> **Exercise**:
Collect all lines below with the string "الخطيب".

> **Records to use**:
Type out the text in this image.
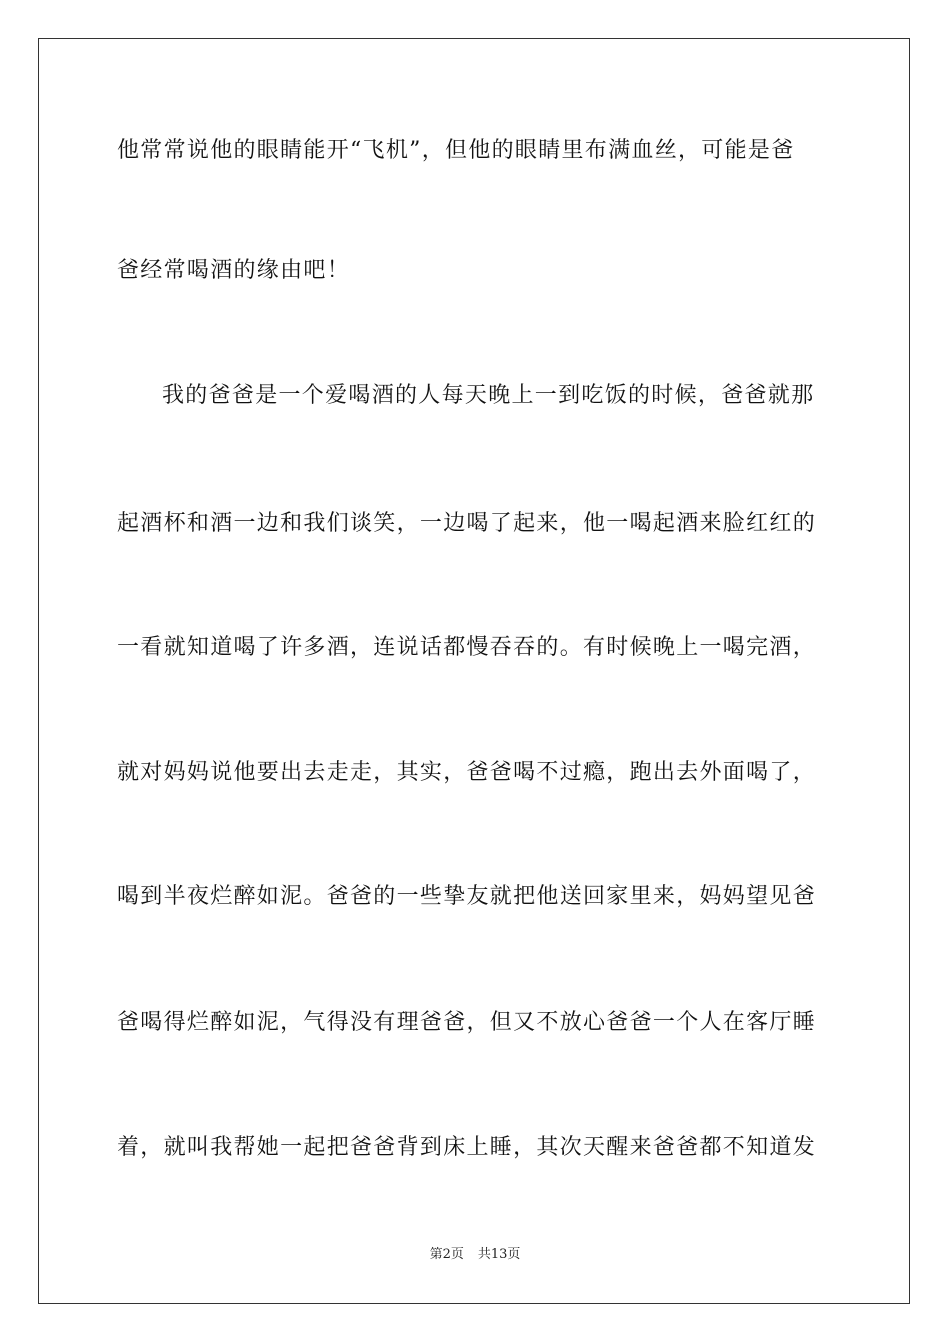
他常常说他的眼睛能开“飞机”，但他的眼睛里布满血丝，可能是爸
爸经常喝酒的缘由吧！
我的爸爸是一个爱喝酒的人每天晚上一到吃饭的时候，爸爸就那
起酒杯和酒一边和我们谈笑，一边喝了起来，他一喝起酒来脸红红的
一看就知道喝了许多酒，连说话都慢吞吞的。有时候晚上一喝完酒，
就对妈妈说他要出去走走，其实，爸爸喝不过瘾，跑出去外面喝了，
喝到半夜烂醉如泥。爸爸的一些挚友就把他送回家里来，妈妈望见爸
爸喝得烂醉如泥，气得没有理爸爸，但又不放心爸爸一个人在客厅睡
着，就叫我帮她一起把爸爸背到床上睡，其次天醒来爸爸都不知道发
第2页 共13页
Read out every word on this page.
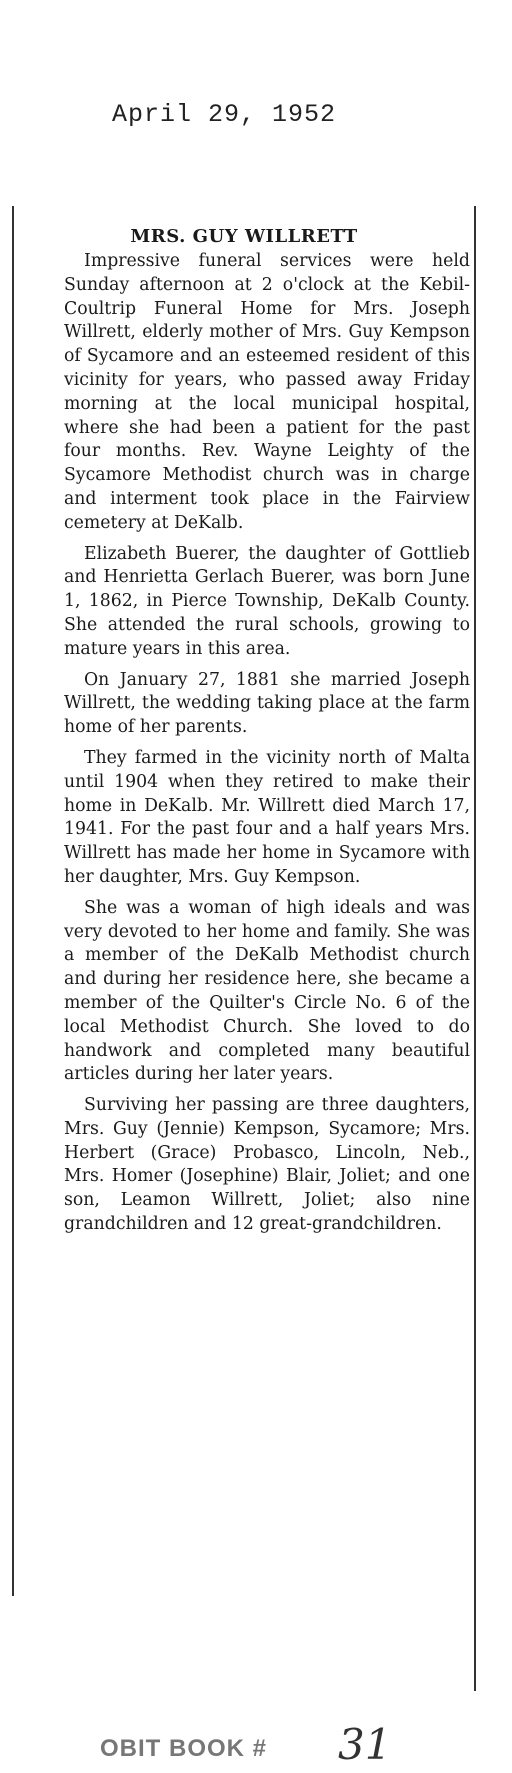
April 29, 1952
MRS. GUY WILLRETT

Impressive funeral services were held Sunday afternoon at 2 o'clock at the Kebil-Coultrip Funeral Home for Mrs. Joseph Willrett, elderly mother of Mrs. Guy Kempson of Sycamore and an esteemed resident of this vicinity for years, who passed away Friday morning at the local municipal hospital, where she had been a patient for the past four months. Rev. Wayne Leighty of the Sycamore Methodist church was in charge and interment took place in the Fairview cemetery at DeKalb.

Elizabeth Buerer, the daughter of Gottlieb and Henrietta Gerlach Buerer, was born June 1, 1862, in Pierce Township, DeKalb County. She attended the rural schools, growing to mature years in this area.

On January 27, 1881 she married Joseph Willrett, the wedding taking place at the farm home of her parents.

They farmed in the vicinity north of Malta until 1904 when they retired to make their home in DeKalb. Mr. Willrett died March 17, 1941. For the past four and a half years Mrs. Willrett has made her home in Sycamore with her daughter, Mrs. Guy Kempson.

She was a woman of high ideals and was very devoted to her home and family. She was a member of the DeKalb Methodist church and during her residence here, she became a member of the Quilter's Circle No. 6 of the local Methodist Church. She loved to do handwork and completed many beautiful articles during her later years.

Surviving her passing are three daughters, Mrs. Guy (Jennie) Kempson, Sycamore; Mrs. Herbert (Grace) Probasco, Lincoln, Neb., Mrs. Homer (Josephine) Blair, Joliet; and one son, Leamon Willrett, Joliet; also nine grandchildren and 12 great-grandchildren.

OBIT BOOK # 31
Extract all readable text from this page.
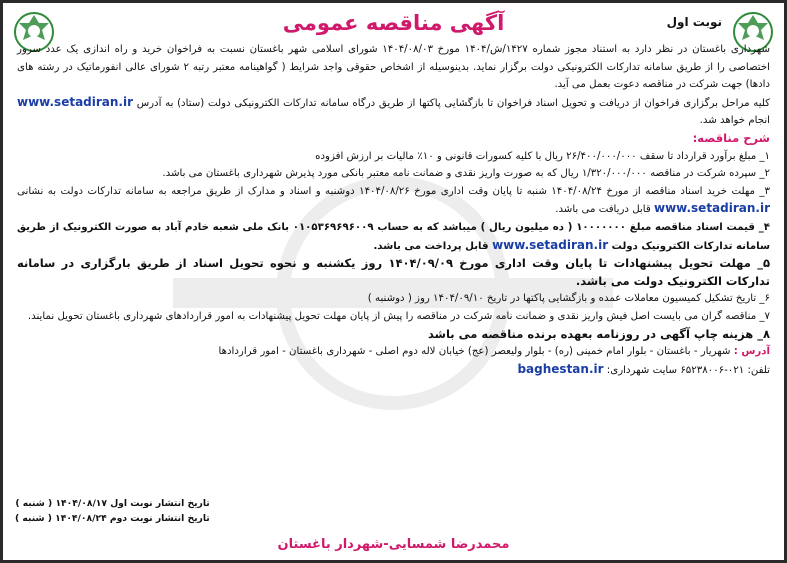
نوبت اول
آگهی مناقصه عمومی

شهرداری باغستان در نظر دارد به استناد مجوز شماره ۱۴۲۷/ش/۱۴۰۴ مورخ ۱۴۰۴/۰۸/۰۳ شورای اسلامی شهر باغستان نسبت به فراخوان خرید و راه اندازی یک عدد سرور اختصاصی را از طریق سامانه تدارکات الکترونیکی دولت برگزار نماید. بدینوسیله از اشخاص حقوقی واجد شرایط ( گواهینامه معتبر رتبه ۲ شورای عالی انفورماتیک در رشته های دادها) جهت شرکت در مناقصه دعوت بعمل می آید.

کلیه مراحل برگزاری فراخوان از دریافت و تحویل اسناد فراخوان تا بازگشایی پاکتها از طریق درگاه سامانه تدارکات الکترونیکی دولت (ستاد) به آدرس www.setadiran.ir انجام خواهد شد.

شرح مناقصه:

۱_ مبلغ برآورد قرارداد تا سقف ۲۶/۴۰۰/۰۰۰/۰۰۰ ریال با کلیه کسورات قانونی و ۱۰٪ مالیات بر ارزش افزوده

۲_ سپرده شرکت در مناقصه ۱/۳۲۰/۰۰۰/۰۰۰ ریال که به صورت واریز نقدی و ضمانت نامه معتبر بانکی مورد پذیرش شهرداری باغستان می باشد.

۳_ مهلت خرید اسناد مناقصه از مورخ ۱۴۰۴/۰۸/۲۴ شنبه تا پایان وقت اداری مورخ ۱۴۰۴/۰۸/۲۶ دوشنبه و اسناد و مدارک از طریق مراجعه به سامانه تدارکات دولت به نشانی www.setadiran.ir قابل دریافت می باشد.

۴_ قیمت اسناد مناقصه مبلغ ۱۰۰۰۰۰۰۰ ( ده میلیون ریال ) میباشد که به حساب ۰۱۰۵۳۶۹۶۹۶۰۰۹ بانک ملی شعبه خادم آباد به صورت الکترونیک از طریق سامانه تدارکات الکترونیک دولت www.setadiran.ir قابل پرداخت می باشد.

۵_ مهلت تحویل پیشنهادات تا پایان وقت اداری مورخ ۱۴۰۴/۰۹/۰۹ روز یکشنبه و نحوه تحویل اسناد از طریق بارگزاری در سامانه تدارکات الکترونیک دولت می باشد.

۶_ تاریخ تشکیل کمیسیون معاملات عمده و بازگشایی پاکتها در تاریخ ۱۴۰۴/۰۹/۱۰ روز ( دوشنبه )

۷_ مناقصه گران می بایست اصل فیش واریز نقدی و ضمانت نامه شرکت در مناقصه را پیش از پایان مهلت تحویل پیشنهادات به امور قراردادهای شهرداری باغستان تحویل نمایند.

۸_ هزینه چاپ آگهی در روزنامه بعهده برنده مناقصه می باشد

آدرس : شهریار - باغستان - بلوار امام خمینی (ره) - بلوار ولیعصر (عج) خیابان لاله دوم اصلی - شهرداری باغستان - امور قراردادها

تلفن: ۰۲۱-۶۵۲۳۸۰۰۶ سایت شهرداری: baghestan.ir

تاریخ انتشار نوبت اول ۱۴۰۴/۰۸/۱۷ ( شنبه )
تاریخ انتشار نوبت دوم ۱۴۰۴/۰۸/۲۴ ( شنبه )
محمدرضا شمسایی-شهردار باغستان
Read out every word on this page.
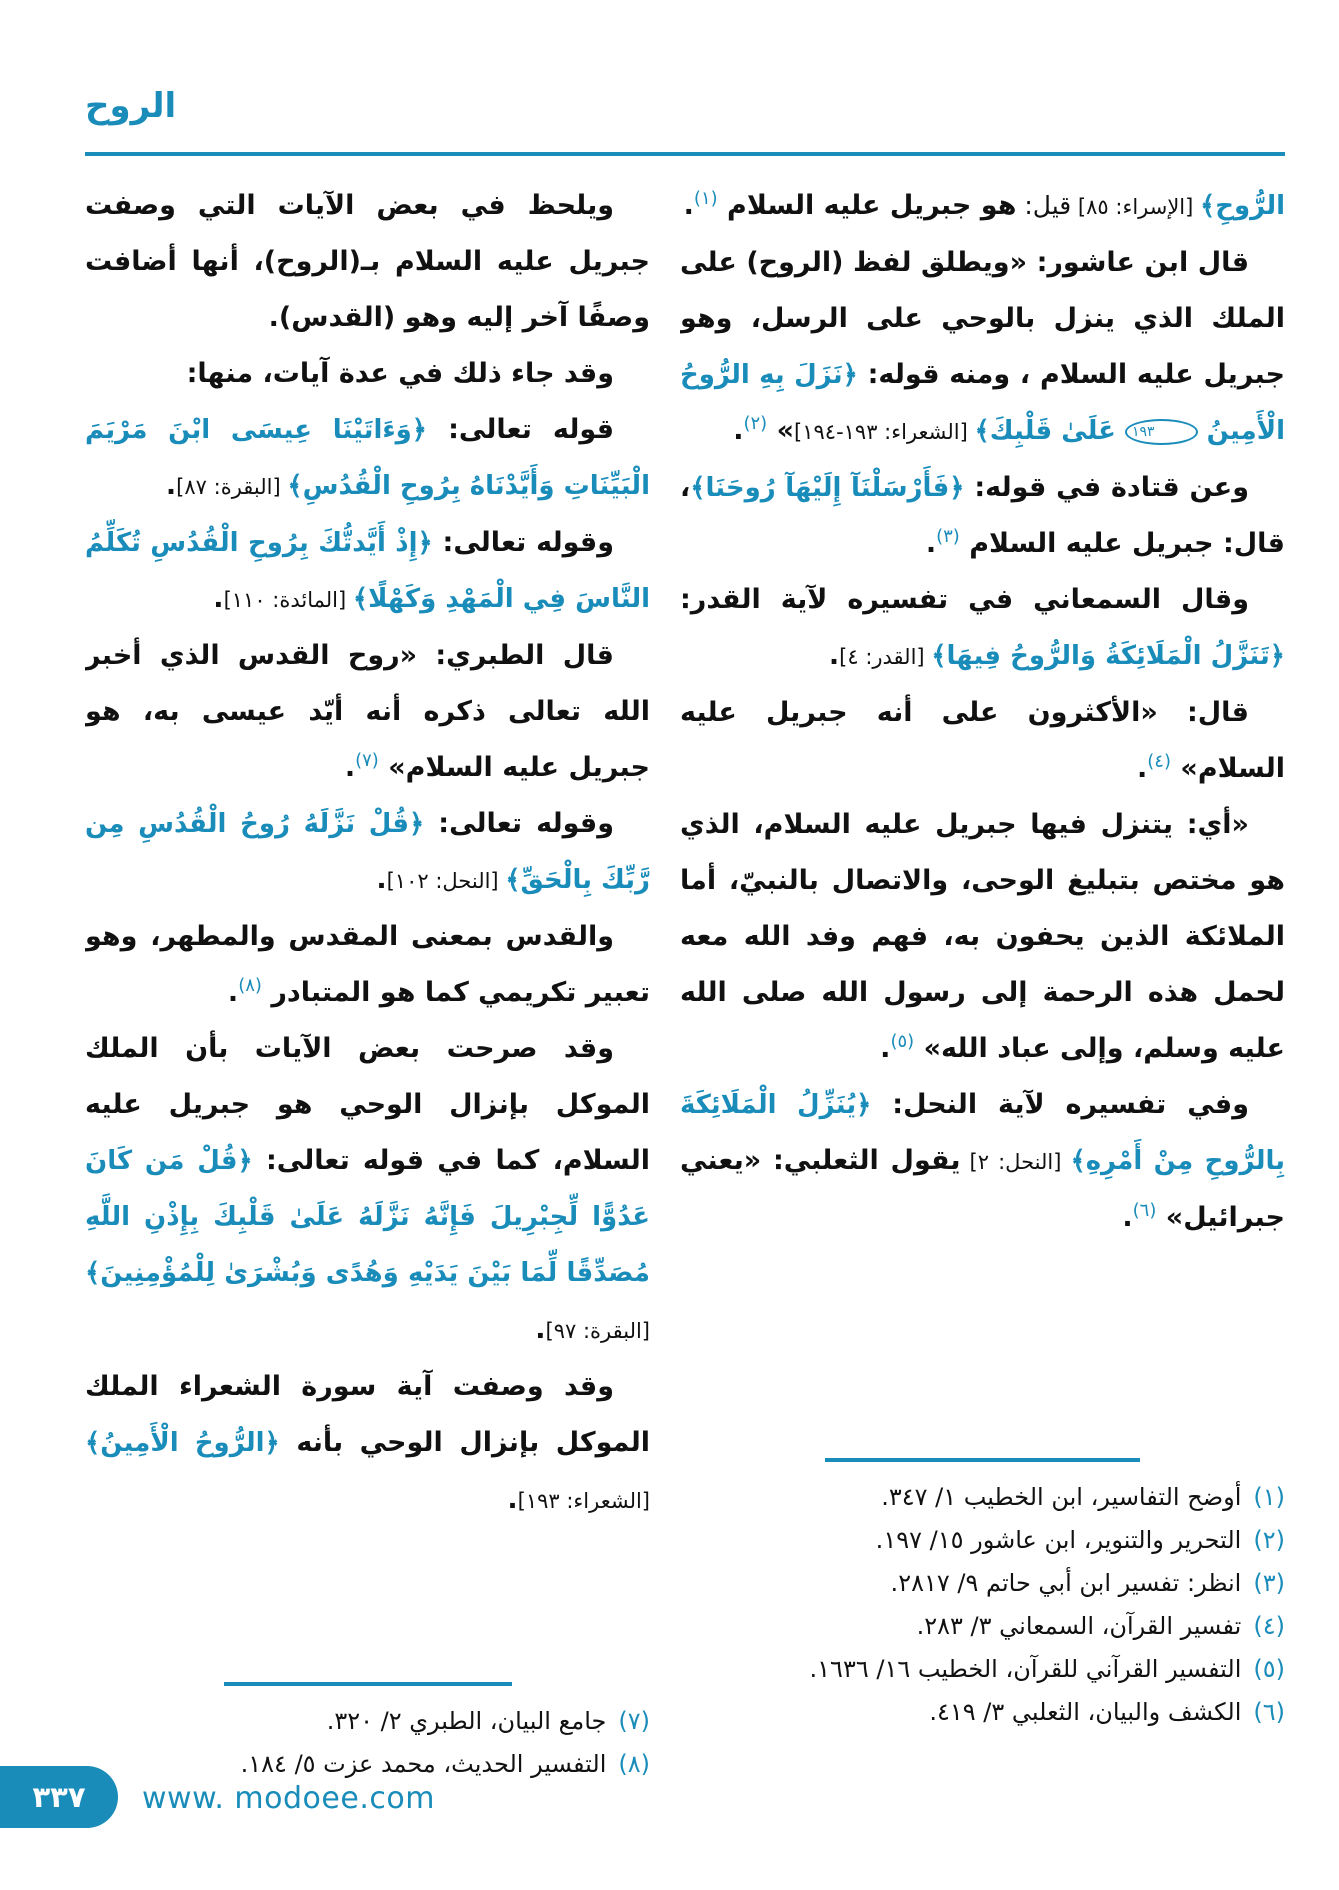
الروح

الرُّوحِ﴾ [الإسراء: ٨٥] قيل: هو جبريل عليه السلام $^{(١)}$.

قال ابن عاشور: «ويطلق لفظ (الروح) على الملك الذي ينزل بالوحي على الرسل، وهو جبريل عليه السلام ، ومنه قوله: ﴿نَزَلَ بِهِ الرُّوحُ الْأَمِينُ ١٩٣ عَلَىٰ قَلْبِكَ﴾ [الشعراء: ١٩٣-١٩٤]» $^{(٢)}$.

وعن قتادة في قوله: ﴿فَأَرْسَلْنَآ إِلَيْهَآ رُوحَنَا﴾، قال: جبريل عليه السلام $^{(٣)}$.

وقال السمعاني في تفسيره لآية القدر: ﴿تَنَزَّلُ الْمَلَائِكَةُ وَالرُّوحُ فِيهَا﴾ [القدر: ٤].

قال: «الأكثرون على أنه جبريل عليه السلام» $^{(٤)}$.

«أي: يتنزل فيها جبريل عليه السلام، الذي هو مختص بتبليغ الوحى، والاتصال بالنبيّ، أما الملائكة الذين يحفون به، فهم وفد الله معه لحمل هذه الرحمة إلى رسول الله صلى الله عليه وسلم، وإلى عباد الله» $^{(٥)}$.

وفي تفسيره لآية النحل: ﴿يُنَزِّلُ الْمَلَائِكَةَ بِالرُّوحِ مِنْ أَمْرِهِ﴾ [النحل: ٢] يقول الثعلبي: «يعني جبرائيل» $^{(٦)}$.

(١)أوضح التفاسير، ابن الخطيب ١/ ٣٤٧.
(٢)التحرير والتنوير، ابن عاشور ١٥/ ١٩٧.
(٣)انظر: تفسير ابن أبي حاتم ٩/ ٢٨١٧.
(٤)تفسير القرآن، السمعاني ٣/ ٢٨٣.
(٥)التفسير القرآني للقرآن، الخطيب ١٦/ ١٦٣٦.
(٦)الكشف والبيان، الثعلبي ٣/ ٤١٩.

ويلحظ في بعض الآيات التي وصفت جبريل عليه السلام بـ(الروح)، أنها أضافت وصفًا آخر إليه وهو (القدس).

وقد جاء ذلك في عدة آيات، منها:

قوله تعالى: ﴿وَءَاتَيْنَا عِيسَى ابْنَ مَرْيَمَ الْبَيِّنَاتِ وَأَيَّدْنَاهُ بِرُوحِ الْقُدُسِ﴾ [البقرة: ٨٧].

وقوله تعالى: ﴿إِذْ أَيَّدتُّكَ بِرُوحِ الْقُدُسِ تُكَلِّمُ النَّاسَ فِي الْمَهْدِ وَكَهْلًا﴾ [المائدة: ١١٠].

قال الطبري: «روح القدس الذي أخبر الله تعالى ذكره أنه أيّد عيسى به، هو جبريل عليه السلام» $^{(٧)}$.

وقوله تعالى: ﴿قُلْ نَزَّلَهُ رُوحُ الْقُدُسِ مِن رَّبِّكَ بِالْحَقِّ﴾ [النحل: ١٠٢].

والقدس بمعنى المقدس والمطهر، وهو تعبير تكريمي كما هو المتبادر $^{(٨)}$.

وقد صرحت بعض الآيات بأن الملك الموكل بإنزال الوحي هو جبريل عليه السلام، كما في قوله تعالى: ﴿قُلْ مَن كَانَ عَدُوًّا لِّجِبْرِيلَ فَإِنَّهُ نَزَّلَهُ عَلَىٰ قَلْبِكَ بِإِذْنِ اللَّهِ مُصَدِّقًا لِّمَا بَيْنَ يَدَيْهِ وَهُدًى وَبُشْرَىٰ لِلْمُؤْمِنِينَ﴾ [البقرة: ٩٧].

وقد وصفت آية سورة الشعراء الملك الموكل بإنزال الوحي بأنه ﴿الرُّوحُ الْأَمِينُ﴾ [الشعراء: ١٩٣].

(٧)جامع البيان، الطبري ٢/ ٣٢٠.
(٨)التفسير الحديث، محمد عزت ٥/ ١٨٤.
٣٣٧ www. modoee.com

> **Complete response**:
(١)أوضح التفاسير، ابن الخطيب ١/ ٣٤٧.
(٥)التفسير القرآني للقرآن، الخطيب ١٦/ ١٦٣٦.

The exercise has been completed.